Exercise details: Without the pictures, output the records below word for word.

Data supplied:
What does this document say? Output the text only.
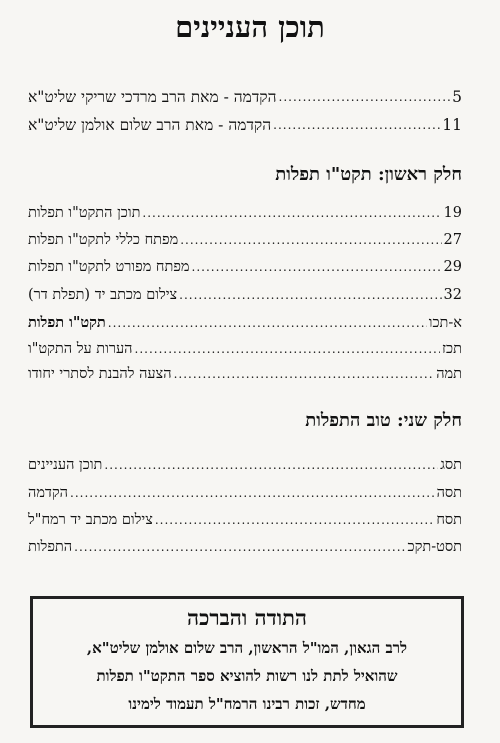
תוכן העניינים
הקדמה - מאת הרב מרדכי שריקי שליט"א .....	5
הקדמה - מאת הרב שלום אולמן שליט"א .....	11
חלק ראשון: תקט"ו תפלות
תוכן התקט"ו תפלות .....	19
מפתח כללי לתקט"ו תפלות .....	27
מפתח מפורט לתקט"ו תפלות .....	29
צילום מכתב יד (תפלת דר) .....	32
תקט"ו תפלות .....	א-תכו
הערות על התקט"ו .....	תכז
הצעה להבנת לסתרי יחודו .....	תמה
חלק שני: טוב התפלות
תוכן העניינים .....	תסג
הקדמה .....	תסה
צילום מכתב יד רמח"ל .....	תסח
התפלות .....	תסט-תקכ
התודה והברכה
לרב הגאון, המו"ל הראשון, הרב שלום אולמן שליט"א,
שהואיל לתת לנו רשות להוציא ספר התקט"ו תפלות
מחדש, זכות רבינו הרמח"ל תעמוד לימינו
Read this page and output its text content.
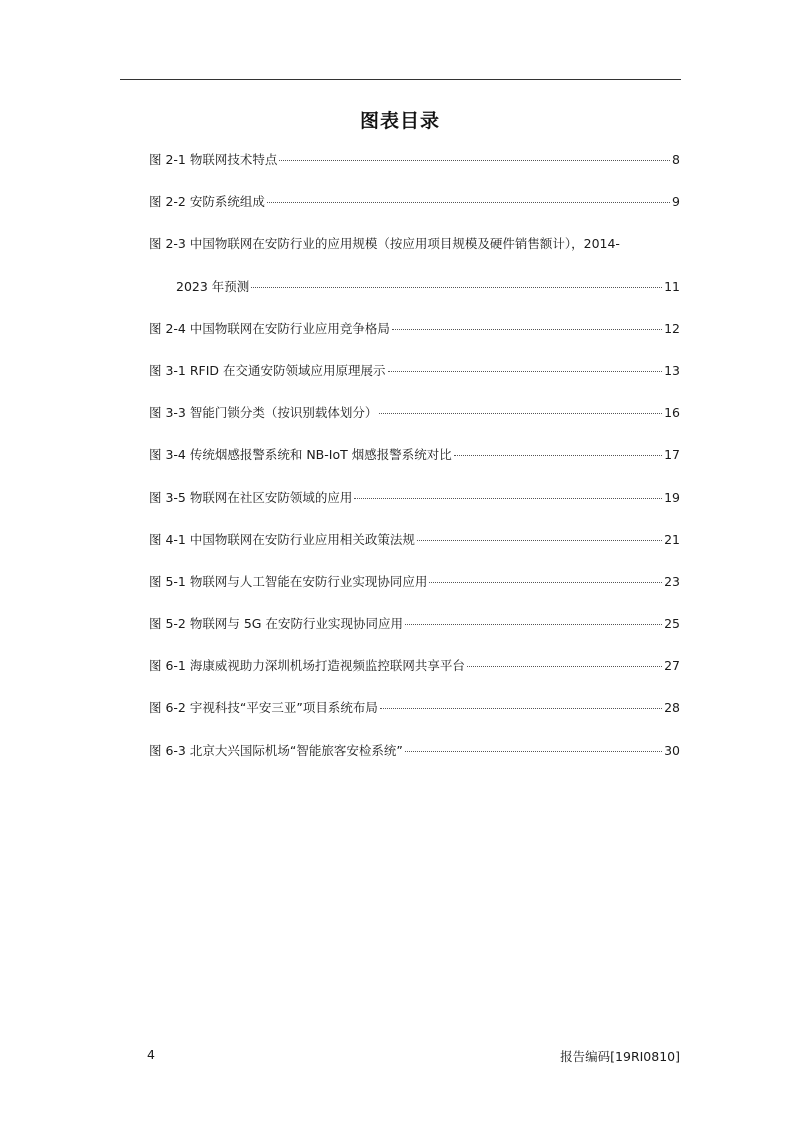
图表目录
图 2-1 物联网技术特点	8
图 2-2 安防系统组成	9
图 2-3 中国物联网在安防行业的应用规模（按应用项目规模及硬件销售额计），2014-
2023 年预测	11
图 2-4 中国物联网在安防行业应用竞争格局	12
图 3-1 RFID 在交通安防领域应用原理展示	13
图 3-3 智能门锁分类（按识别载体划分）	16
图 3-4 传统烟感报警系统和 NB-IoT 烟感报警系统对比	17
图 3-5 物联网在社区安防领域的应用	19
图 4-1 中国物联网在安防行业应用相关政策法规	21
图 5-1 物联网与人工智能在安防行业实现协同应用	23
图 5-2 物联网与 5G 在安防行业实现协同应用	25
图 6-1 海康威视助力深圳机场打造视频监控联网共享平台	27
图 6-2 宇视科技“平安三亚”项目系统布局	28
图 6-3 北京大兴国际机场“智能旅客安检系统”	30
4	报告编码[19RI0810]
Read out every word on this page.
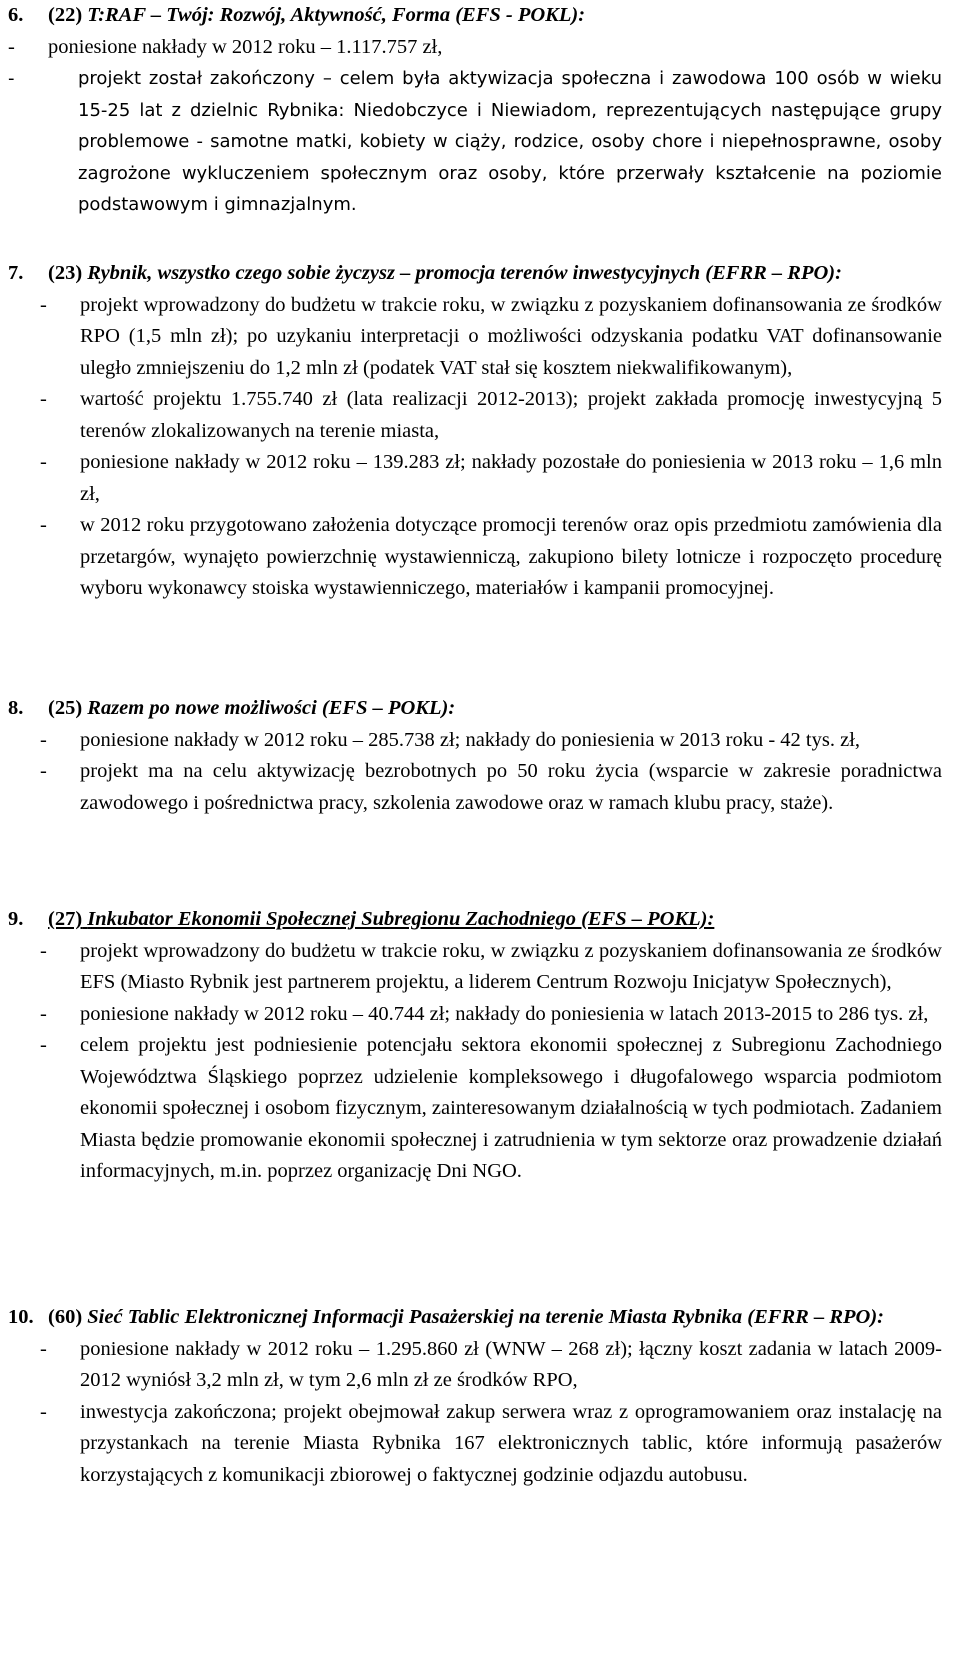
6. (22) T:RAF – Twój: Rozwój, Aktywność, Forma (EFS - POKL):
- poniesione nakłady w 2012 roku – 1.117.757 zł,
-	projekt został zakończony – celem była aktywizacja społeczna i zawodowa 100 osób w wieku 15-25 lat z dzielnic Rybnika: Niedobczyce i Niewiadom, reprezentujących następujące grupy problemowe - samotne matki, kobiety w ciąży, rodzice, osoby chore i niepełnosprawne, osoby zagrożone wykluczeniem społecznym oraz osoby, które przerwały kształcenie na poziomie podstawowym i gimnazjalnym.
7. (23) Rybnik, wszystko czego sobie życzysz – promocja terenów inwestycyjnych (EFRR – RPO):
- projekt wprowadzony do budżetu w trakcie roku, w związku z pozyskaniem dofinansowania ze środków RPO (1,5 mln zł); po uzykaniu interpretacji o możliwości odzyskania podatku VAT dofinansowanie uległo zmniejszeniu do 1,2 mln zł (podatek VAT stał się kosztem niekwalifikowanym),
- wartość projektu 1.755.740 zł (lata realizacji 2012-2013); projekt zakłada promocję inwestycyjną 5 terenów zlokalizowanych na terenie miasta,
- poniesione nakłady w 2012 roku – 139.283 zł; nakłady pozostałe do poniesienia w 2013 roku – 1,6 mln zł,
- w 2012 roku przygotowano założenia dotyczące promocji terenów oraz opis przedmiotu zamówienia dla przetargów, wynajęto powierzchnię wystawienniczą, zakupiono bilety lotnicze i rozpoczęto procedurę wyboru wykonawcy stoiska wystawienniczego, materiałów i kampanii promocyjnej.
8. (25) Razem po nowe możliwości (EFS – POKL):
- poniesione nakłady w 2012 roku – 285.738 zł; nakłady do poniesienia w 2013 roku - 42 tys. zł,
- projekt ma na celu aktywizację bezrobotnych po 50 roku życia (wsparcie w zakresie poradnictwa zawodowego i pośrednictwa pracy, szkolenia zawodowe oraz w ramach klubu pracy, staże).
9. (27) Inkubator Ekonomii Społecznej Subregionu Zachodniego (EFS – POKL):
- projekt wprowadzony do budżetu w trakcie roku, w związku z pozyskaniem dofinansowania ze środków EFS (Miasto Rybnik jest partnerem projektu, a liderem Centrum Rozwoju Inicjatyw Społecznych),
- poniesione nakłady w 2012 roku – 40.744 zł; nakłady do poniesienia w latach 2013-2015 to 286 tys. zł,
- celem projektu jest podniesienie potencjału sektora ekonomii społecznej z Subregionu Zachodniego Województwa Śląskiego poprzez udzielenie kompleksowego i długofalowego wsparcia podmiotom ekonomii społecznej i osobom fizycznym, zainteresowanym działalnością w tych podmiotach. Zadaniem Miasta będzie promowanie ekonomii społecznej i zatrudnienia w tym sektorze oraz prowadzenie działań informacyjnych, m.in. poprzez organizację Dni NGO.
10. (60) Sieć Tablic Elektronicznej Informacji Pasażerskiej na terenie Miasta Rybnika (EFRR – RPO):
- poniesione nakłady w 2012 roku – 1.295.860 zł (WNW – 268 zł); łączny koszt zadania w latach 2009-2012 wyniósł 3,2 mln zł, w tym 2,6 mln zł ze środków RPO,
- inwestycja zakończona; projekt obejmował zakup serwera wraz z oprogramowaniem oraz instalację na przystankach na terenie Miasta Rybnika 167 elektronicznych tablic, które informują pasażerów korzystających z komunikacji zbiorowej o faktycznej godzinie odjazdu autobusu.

Worked solution:
What does this document say? Output the text only.
תוכן העניינים
הקדמה - מאת הרב מרדכי שריקי שליט"א .....	5
הקדמה - מאת הרב שלום אולמן שליט"א .....	11
חלק ראשון: תקט"ו תפלות
תוכן התקט"ו תפלות .....	19
מפתח כללי לתקט"ו תפלות .....	27
מפתח מפורט לתקט"ו תפלות .....	29
צילום מכתב יד (תפלת דר) .....	32
תקט"ו תפלות .....	א-תכו
הערות על התקט"ו .....	תכז
הצעה להבנת לסתרי יחודו .....	תמה
חלק שני: טוב התפלות
תוכן העניינים .....	תסג
הקדמה .....	תסה
צילום מכתב יד רמח"ל .....	תסח
התפלות .....	תסט-תקכ
התודה והברכה
לרב הגאון, המו"ל הראשון, הרב שלום אולמן שליט"א,
שהואיל לתת לנו רשות להוציא ספר התקט"ו תפלות
מחדש, זכות רבינו הרמח"ל תעמוד לימינו
Read this page and output its text content.
图表目录
图 2-1 物联网技术特点	8
图 2-2 安防系统组成	9
图 2-3 中国物联网在安防行业的应用规模（按应用项目规模及硬件销售额计），2014-
2023 年预测	11
图 2-4 中国物联网在安防行业应用竞争格局	12
图 3-1 RFID 在交通安防领域应用原理展示	13
图 3-3 智能门锁分类（按识别载体划分）	16
图 3-4 传统烟感报警系统和 NB-IoT 烟感报警系统对比	17
图 3-5 物联网在社区安防领域的应用	19
图 4-1 中国物联网在安防行业应用相关政策法规	21
图 5-1 物联网与人工智能在安防行业实现协同应用	23
图 5-2 物联网与 5G 在安防行业实现协同应用	25
图 6-1 海康威视助力深圳机场打造视频监控联网共享平台	27
图 6-2 宇视科技“平安三亚”项目系统布局	28
图 6-3 北京大兴国际机场“智能旅客安检系统”	30
4	报告编码[19RI0810]
Read out every word on this page.
6. (22) T:RAF – Twój: Rozwój, Aktywność, Forma (EFS - POKL):
- poniesione nakłady w 2012 roku – 1.117.757 zł,
-	projekt został zakończony – celem była aktywizacja społeczna i zawodowa 100 osób w wieku 15-25 lat z dzielnic Rybnika: Niedobczyce i Niewiadom, reprezentujących następujące grupy problemowe - samotne matki, kobiety w ciąży, rodzice, osoby chore i niepełnosprawne, osoby zagrożone wykluczeniem społecznym oraz osoby, które przerwały kształcenie na poziomie podstawowym i gimnazjalnym.
7. (23) Rybnik, wszystko czego sobie życzysz – promocja terenów inwestycyjnych (EFRR – RPO):
- projekt wprowadzony do budżetu w trakcie roku, w związku z pozyskaniem dofinansowania ze środków RPO (1,5 mln zł); po uzykaniu interpretacji o możliwości odzyskania podatku VAT dofinansowanie uległo zmniejszeniu do 1,2 mln zł (podatek VAT stał się kosztem niekwalifikowanym),
- wartość projektu 1.755.740 zł (lata realizacji 2012-2013); projekt zakłada promocję inwestycyjną 5 terenów zlokalizowanych na terenie miasta,
- poniesione nakłady w 2012 roku – 139.283 zł; nakłady pozostałe do poniesienia w 2013 roku – 1,6 mln zł,
- w 2012 roku przygotowano założenia dotyczące promocji terenów oraz opis przedmiotu zamówienia dla przetargów, wynajęto powierzchnię wystawienniczą, zakupiono bilety lotnicze i rozpoczęto procedurę wyboru wykonawcy stoiska wystawienniczego, materiałów i kampanii promocyjnej.
8. (25) Razem po nowe możliwości (EFS – POKL):
- poniesione nakłady w 2012 roku – 285.738 zł; nakłady do poniesienia w 2013 roku - 42 tys. zł,
- projekt ma na celu aktywizację bezrobotnych po 50 roku życia (wsparcie w zakresie poradnictwa zawodowego i pośrednictwa pracy, szkolenia zawodowe oraz w ramach klubu pracy, staże).
9. (27) Inkubator Ekonomii Społecznej Subregionu Zachodniego (EFS – POKL):
- projekt wprowadzony do budżetu w trakcie roku, w związku z pozyskaniem dofinansowania ze środków EFS (Miasto Rybnik jest partnerem projektu, a liderem Centrum Rozwoju Inicjatyw Społecznych),
- poniesione nakłady w 2012 roku – 40.744 zł; nakłady do poniesienia w latach 2013-2015 to 286 tys. zł,
- celem projektu jest podniesienie potencjału sektora ekonomii społecznej z Subregionu Zachodniego Województwa Śląskiego poprzez udzielenie kompleksowego i długofalowego wsparcia podmiotom ekonomii społecznej i osobom fizycznym, zainteresowanym działalnością w tych podmiotach. Zadaniem Miasta będzie promowanie ekonomii społecznej i zatrudnienia w tym sektorze oraz prowadzenie działań informacyjnych, m.in. poprzez organizację Dni NGO.
10. (60) Sieć Tablic Elektronicznej Informacji Pasażerskiej na terenie Miasta Rybnika (EFRR – RPO):
- poniesione nakłady w 2012 roku – 1.295.860 zł (WNW – 268 zł); łączny koszt zadania w latach 2009-2012 wyniósł 3,2 mln zł, w tym 2,6 mln zł ze środków RPO,
- inwestycja zakończona; projekt obejmował zakup serwera wraz z oprogramowaniem oraz instalację na przystankach na terenie Miasta Rybnika 167 elektronicznych tablic, które informują pasażerów korzystających z komunikacji zbiorowej o faktycznej godzinie odjazdu autobusu.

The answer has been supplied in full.